Please copy each of the entries below word for word, leaving out the pictures.

Entries from a data collection:
-- START --

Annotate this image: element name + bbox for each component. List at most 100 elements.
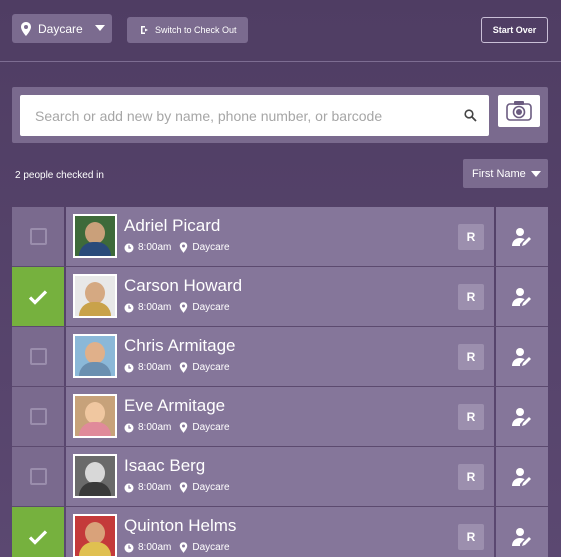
sort-label: First Name [472,167,526,180]
edit-person-button[interactable] [496,327,548,386]
person-location: Daycare [192,302,230,313]
sort-select[interactable]: First Name [463,159,548,188]
person-meta: 8:00am Daycare [124,242,230,253]
checkin-time: 8:00am [138,422,172,433]
checkin-time: 8:00am [138,362,172,373]
map-pin-icon [180,482,188,493]
reprint-button[interactable]: R [458,464,484,490]
person-info[interactable]: Adriel Picard 8:00am Daycare R [66,207,494,266]
clock-icon [124,423,134,432]
person-location: Daycare [192,242,230,253]
camera-icon [506,101,532,121]
person-name: Chris Armitage [124,336,236,355]
person-meta: 8:00am Daycare [124,302,230,313]
person-location: Daycare [192,422,230,433]
edit-user-icon [512,347,531,366]
person-name: Carson Howard [124,276,243,295]
list-item[interactable]: Adriel Picard 8:00am Daycare R [12,207,548,267]
person-name: Adriel Picard [124,216,221,235]
map-pin-icon [21,21,31,36]
start-over-button[interactable]: Start Over [481,17,548,43]
row-checkbox[interactable] [12,507,64,557]
checkin-time: 8:00am [138,482,172,493]
row-checkbox[interactable] [12,387,64,446]
list-item[interactable]: Chris Armitage 8:00am Daycare R [12,327,548,387]
checkin-time: 8:00am [138,302,172,313]
avatar [73,214,117,258]
map-pin-icon [180,542,188,553]
person-location: Daycare [192,542,230,553]
checkbox-box [29,348,47,365]
edit-user-icon [512,527,531,546]
people-list: Adriel Picard 8:00am Daycare R Carson Ho… [12,207,548,557]
person-meta: 8:00am Daycare [124,542,230,553]
person-meta: 8:00am Daycare [124,482,230,493]
checkmark-icon [28,529,48,545]
person-info[interactable]: Eve Armitage 8:00am Daycare R [66,387,494,446]
edit-user-icon [512,227,531,246]
reprint-button[interactable]: R [458,224,484,250]
clock-icon [124,483,134,492]
person-meta: 8:00am Daycare [124,422,230,433]
person-info[interactable]: Quinton Helms 8:00am Daycare R [66,507,494,557]
map-pin-icon [180,242,188,253]
search-icon[interactable] [464,109,477,122]
map-pin-icon [180,422,188,433]
person-location: Daycare [192,482,230,493]
person-meta: 8:00am Daycare [124,362,230,373]
edit-person-button[interactable] [496,267,548,326]
row-checkbox[interactable] [12,267,64,326]
row-checkbox[interactable] [12,327,64,386]
avatar [73,394,117,438]
reprint-button[interactable]: R [458,284,484,310]
list-item[interactable]: Quinton Helms 8:00am Daycare R [12,507,548,557]
avatar [73,334,117,378]
chevron-down-icon [95,25,105,31]
person-location: Daycare [192,362,230,373]
location-label: Daycare [38,21,83,36]
switch-label: Switch to Check Out [155,25,237,35]
checkbox-box [29,228,47,245]
avatar [73,274,117,318]
edit-person-button[interactable] [496,207,548,266]
camera-button[interactable] [498,95,540,127]
edit-user-icon [512,467,531,486]
checkbox-box [29,408,47,425]
location-select[interactable]: Daycare [12,14,112,43]
row-checkbox[interactable] [12,447,64,506]
checkmark-icon [28,289,48,305]
person-info[interactable]: Carson Howard 8:00am Daycare R [66,267,494,326]
top-bar: Daycare Switch to Check Out Start Over [0,0,561,62]
checkin-time: 8:00am [138,542,172,553]
person-name: Quinton Helms [124,516,237,535]
reprint-button[interactable]: R [458,524,484,550]
avatar [73,514,117,557]
edit-user-icon [512,407,531,426]
person-info[interactable]: Isaac Berg 8:00am Daycare R [66,447,494,506]
chevron-down-icon [531,171,541,177]
checkbox-box [29,468,47,485]
search-panel [12,87,548,143]
map-pin-icon [180,302,188,313]
person-info[interactable]: Chris Armitage 8:00am Daycare R [66,327,494,386]
list-item[interactable]: Eve Armitage 8:00am Daycare R [12,387,548,447]
search-box[interactable] [20,95,489,136]
list-item[interactable]: Carson Howard 8:00am Daycare R [12,267,548,327]
clock-icon [124,363,134,372]
map-pin-icon [180,362,188,373]
edit-user-icon [512,287,531,306]
search-input[interactable] [20,95,489,136]
edit-person-button[interactable] [496,387,548,446]
clock-icon [124,543,134,552]
reprint-button[interactable]: R [458,404,484,430]
clock-icon [124,243,134,252]
row-checkbox[interactable] [12,207,64,266]
person-name: Eve Armitage [124,396,226,415]
person-name: Isaac Berg [124,456,206,475]
edit-person-button[interactable] [496,507,548,557]
edit-person-button[interactable] [496,447,548,506]
reprint-button[interactable]: R [458,344,484,370]
avatar [73,454,117,498]
list-item[interactable]: Isaac Berg 8:00am Daycare R [12,447,548,507]
switch-to-checkout-button[interactable]: Switch to Check Out [127,17,248,43]
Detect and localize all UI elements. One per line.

-- END --

## The result
Annotate this image: element name + bbox for each component. List at most 100 elements.
sort-label: First Name [472,167,526,180]
edit-person-button[interactable] [496,327,548,386]
person-location: Daycare [192,302,230,313]
sort-select[interactable]: First Name [463,159,548,188]
person-meta: 8:00am Daycare [124,242,230,253]
checkin-time: 8:00am [138,422,172,433]
checkin-time: 8:00am [138,362,172,373]
map-pin-icon [180,482,188,493]
reprint-button[interactable]: R [458,464,484,490]
person-info[interactable]: Adriel Picard 8:00am Daycare R [66,207,494,266]
clock-icon [124,423,134,432]
person-location: Daycare [192,242,230,253]
camera-icon [506,101,532,121]
person-name: Chris Armitage [124,336,236,355]
person-meta: 8:00am Daycare [124,302,230,313]
person-location: Daycare [192,422,230,433]
edit-user-icon [512,347,531,366]
person-name: Carson Howard [124,276,243,295]
list-item[interactable]: Adriel Picard 8:00am Daycare R [12,207,548,267]
person-name: Adriel Picard [124,216,221,235]
map-pin-icon [21,21,31,36]
start-over-button[interactable]: Start Over [481,17,548,43]
row-checkbox[interactable] [12,507,64,557]
checkin-time: 8:00am [138,482,172,493]
row-checkbox[interactable] [12,387,64,446]
list-item[interactable]: Chris Armitage 8:00am Daycare R [12,327,548,387]
checkin-time: 8:00am [138,302,172,313]
avatar [73,214,117,258]
map-pin-icon [180,542,188,553]
person-location: Daycare [192,542,230,553]
checkbox-box [29,348,47,365]
edit-user-icon [512,527,531,546]
people-list: Adriel Picard 8:00am Daycare R Carson Ho… [12,207,548,557]
person-meta: 8:00am Daycare [124,542,230,553]
person-meta: 8:00am Daycare [124,482,230,493]
checkmark-icon [28,529,48,545]
person-info[interactable]: Eve Armitage 8:00am Daycare R [66,387,494,446]
edit-user-icon [512,227,531,246]
reprint-button[interactable]: R [458,224,484,250]
clock-icon [124,483,134,492]
person-meta: 8:00am Daycare [124,422,230,433]
person-info[interactable]: Quinton Helms 8:00am Daycare R [66,507,494,557]
map-pin-icon [180,242,188,253]
search-icon[interactable] [464,109,477,122]
map-pin-icon [180,422,188,433]
person-location: Daycare [192,482,230,493]
person-meta: 8:00am Daycare [124,362,230,373]
edit-person-button[interactable] [496,267,548,326]
row-checkbox[interactable] [12,267,64,326]
row-checkbox[interactable] [12,327,64,386]
avatar [73,394,117,438]
reprint-button[interactable]: R [458,284,484,310]
list-item[interactable]: Quinton Helms 8:00am Daycare R [12,507,548,557]
avatar [73,334,117,378]
chevron-down-icon [95,25,105,31]
person-location: Daycare [192,362,230,373]
location-label: Daycare [38,21,83,36]
switch-label: Switch to Check Out [155,25,237,35]
checkbox-box [29,228,47,245]
avatar [73,274,117,318]
edit-person-button[interactable] [496,207,548,266]
camera-button[interactable] [498,95,540,127]
edit-user-icon [512,467,531,486]
checkbox-box [29,408,47,425]
location-select[interactable]: Daycare [12,14,112,43]
row-checkbox[interactable] [12,447,64,506]
checkmark-icon [28,289,48,305]
person-info[interactable]: Carson Howard 8:00am Daycare R [66,267,494,326]
top-bar: Daycare Switch to Check Out Start Over [0,0,561,62]
checkin-time: 8:00am [138,542,172,553]
person-name: Quinton Helms [124,516,237,535]
reprint-button[interactable]: R [458,524,484,550]
avatar [73,514,117,557]
edit-user-icon [512,407,531,426]
person-info[interactable]: Isaac Berg 8:00am Daycare R [66,447,494,506]
chevron-down-icon [531,171,541,177]
checkbox-box [29,468,47,485]
search-panel [12,87,548,143]
map-pin-icon [180,302,188,313]
person-info[interactable]: Chris Armitage 8:00am Daycare R [66,327,494,386]
list-item[interactable]: Eve Armitage 8:00am Daycare R [12,387,548,447]
search-box[interactable] [20,95,489,136]
list-item[interactable]: Carson Howard 8:00am Daycare R [12,267,548,327]
clock-icon [124,363,134,372]
map-pin-icon [180,362,188,373]
edit-user-icon [512,287,531,306]
search-input[interactable] [20,95,489,136]
edit-person-button[interactable] [496,387,548,446]
clock-icon [124,543,134,552]
reprint-button[interactable]: R [458,404,484,430]
clock-icon [124,243,134,252]
row-checkbox[interactable] [12,207,64,266]
person-name: Eve Armitage [124,396,226,415]
person-name: Isaac Berg [124,456,206,475]
edit-person-button[interactable] [496,507,548,557]
edit-person-button[interactable] [496,447,548,506]
reprint-button[interactable]: R [458,344,484,370]
avatar [73,454,117,498]
list-item[interactable]: Isaac Berg 8:00am Daycare R [12,447,548,507]
switch-to-checkout-button[interactable]: Switch to Check Out [127,17,248,43]
Detect and localize all UI elements. One per line.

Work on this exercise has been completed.